:: Stored dataset items ::
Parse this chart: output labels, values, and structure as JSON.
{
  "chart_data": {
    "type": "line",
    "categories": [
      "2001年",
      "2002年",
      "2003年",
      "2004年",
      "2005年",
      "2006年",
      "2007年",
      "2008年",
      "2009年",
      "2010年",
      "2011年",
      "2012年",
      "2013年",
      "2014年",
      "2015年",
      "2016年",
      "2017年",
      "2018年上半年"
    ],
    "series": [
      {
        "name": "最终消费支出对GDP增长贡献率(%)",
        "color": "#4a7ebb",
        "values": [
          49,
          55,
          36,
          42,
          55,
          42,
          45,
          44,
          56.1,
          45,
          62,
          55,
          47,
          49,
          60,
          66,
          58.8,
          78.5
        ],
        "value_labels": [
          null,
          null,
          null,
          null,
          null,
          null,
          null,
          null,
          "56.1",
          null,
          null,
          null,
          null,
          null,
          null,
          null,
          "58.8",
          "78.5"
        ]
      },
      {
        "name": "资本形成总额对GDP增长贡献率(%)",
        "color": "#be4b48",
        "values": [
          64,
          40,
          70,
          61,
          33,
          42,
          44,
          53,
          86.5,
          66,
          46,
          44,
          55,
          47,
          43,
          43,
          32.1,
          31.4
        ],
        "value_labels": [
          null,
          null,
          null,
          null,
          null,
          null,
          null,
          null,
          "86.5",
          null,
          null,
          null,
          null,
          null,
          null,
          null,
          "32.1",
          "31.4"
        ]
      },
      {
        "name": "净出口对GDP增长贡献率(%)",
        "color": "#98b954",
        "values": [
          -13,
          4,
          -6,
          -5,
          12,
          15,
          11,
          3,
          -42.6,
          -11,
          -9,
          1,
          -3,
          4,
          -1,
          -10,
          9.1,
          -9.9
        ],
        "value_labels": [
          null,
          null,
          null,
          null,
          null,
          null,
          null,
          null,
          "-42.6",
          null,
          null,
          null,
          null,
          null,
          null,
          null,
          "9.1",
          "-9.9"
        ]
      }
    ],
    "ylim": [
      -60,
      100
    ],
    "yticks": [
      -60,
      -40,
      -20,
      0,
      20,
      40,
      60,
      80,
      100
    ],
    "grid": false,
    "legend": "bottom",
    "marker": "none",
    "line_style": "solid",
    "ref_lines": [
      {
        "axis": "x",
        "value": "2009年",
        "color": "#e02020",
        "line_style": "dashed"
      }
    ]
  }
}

:: Short exercise ::
Check the records above line by line and tally those holding the string "color". Answer with the number only.

:: Finished exercise ::
4